* [STATED PROBLEM]: Pick out every line of the entries below where "JSON" occurs, and copy those lines.

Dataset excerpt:
********************

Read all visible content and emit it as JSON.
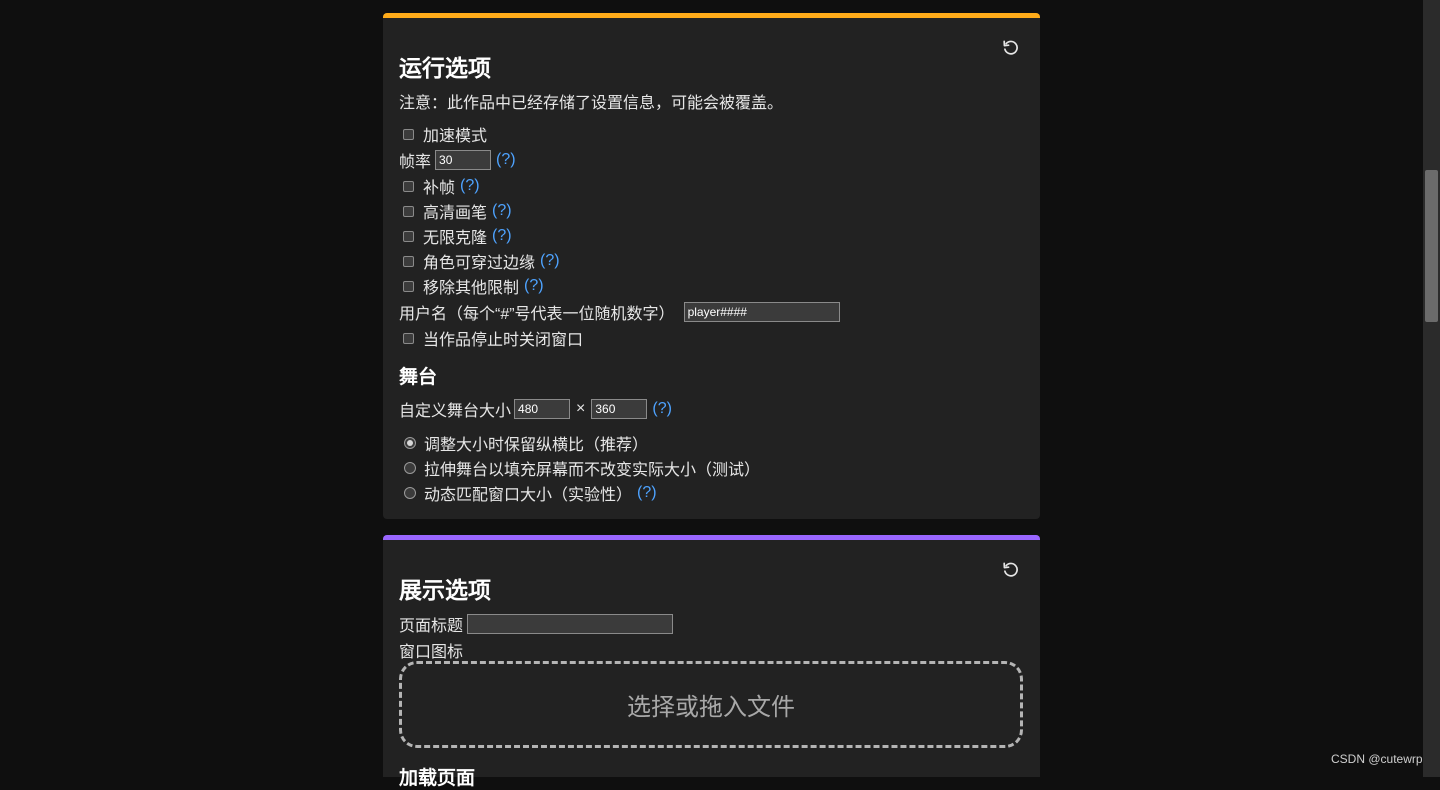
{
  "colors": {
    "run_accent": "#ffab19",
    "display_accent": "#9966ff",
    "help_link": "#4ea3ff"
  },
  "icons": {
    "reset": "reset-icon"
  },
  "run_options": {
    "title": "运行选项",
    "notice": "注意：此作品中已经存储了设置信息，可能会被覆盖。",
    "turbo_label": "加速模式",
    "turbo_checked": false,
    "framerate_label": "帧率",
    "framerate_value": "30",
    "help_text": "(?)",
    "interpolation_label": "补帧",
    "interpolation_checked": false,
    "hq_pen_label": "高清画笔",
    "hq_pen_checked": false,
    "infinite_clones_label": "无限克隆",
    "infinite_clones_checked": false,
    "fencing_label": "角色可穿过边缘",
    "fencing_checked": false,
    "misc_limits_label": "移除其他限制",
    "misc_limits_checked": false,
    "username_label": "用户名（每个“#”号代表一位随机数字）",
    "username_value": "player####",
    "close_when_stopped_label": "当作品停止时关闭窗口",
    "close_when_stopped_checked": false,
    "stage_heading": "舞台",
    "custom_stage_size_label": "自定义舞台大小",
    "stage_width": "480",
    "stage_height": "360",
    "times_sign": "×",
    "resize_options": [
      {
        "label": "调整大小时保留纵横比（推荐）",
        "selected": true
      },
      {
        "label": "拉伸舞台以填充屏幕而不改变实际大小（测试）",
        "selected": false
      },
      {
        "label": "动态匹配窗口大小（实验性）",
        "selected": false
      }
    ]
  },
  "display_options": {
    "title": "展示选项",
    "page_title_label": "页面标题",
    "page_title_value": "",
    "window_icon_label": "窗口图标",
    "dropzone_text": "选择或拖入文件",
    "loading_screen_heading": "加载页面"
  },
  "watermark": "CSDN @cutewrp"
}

********************

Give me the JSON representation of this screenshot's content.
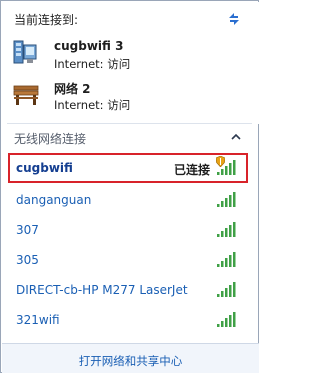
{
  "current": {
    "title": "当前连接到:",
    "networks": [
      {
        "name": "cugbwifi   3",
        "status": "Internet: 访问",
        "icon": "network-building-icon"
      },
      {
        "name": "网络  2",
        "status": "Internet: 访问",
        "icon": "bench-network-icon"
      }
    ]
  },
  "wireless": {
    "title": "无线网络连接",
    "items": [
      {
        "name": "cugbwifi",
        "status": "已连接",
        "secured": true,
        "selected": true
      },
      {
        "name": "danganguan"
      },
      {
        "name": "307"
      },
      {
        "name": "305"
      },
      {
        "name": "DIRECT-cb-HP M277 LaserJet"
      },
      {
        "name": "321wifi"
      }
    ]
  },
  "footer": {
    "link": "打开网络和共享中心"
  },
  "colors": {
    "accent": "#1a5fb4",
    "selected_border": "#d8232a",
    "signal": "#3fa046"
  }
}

********************

* [RESPONSE]:
Read all visible content and emit it as JSON.
Give me the JSON representation of this screenshot's content.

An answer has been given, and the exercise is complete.